**Instruction**. Answer with a single number: how many lines in the listing below include "中华人民共和国行政强制法"?

**Working data**.

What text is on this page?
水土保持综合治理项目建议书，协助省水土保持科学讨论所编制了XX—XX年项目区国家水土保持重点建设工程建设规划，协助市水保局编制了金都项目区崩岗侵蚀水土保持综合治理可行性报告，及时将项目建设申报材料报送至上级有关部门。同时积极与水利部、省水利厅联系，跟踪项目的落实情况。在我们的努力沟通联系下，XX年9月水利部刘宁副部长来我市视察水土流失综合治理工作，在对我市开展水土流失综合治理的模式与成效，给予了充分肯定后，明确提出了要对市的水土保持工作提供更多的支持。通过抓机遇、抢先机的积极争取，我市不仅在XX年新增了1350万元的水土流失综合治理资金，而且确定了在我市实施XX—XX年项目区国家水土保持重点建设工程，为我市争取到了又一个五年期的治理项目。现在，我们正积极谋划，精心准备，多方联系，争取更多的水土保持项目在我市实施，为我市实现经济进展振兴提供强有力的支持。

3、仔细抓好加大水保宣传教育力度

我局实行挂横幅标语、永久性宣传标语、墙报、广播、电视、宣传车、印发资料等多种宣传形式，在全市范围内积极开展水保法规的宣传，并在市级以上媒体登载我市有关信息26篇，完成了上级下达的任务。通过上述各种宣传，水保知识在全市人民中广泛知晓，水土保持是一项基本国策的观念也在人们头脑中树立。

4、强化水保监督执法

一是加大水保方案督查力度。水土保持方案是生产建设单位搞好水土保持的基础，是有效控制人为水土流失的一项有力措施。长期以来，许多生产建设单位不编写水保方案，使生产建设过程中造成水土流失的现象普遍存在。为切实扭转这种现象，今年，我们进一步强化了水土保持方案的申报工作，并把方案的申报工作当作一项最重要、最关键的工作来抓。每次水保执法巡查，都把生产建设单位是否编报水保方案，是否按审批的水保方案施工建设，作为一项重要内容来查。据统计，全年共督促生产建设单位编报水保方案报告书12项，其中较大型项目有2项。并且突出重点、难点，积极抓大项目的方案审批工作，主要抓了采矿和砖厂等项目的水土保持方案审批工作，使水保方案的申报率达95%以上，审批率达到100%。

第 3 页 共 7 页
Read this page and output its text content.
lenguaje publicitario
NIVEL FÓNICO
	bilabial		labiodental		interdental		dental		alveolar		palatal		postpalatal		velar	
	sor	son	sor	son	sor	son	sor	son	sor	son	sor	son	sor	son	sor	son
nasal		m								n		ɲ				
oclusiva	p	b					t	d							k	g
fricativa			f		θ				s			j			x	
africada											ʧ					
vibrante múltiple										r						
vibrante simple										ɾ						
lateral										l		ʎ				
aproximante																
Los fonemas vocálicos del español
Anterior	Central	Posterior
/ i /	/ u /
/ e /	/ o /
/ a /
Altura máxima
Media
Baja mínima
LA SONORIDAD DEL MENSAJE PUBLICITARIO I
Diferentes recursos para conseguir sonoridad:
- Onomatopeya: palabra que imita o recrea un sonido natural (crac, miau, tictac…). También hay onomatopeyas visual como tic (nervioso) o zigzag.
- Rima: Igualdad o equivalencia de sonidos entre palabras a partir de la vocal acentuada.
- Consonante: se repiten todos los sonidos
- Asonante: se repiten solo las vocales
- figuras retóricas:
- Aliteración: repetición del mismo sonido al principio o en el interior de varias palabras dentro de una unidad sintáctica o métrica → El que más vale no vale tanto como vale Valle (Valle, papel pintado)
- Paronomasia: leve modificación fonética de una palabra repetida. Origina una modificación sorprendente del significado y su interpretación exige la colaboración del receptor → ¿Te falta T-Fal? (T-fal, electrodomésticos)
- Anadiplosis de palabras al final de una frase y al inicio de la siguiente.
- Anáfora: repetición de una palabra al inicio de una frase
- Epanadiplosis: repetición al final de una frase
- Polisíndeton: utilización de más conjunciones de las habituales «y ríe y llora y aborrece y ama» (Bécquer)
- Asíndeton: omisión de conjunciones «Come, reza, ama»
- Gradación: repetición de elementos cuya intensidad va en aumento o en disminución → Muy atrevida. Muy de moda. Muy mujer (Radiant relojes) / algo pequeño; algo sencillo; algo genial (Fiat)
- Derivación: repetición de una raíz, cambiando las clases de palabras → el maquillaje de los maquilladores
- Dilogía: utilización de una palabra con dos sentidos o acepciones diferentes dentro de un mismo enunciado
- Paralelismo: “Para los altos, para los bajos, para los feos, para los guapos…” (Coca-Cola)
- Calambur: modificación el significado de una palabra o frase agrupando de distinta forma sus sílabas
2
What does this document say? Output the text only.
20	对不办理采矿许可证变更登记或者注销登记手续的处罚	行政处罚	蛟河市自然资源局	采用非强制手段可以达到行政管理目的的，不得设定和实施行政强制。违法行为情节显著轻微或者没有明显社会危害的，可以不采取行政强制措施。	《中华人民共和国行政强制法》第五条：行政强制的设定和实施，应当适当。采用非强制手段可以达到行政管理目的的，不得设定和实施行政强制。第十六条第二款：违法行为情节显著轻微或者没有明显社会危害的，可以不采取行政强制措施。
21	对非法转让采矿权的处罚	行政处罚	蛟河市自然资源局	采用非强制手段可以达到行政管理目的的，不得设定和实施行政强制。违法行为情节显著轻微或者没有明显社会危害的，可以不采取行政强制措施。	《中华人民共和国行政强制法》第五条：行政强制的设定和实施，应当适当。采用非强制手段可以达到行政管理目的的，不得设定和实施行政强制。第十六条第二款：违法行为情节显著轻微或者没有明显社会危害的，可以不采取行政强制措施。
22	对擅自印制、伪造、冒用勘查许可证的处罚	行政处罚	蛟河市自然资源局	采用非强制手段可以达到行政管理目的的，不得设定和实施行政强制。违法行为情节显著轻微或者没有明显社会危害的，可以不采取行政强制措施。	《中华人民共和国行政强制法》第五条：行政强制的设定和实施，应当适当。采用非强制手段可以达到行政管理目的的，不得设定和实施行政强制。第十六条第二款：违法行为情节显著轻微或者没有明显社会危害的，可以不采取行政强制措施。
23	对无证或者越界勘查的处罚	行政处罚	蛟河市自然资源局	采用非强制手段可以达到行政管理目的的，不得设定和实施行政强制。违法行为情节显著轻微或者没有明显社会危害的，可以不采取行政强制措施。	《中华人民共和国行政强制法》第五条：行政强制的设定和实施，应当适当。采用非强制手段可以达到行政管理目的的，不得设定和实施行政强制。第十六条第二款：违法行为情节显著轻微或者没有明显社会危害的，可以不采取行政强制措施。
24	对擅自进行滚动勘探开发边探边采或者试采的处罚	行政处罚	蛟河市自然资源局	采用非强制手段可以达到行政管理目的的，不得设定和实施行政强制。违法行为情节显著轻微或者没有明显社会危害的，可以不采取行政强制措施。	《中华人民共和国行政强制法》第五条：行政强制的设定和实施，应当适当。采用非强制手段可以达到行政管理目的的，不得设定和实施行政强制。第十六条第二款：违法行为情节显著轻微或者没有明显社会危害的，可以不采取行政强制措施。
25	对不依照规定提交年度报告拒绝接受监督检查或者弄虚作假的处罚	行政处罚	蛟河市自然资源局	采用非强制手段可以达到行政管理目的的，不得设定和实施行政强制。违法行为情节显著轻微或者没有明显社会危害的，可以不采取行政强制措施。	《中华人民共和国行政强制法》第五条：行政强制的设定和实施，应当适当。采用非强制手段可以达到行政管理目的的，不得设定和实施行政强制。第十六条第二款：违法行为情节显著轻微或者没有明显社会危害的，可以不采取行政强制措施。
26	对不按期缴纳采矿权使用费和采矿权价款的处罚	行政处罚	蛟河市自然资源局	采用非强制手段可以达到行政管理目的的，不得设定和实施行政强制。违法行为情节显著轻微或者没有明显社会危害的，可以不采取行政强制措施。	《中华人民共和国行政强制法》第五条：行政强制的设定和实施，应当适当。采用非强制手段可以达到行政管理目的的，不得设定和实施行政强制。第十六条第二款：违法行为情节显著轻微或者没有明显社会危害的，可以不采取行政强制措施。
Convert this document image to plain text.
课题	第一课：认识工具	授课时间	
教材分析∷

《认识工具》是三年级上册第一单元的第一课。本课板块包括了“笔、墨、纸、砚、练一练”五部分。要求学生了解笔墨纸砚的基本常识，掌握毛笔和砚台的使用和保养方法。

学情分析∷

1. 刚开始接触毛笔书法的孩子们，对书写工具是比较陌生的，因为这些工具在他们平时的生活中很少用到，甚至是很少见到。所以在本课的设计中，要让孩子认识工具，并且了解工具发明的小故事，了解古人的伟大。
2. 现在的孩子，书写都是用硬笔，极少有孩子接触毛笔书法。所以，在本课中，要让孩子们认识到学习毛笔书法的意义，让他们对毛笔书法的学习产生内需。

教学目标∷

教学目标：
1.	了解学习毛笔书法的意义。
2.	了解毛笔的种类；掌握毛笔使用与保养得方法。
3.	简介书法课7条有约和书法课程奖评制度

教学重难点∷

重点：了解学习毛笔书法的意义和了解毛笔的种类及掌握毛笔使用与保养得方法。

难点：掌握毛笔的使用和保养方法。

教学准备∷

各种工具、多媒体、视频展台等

**Response to this exercise**. 7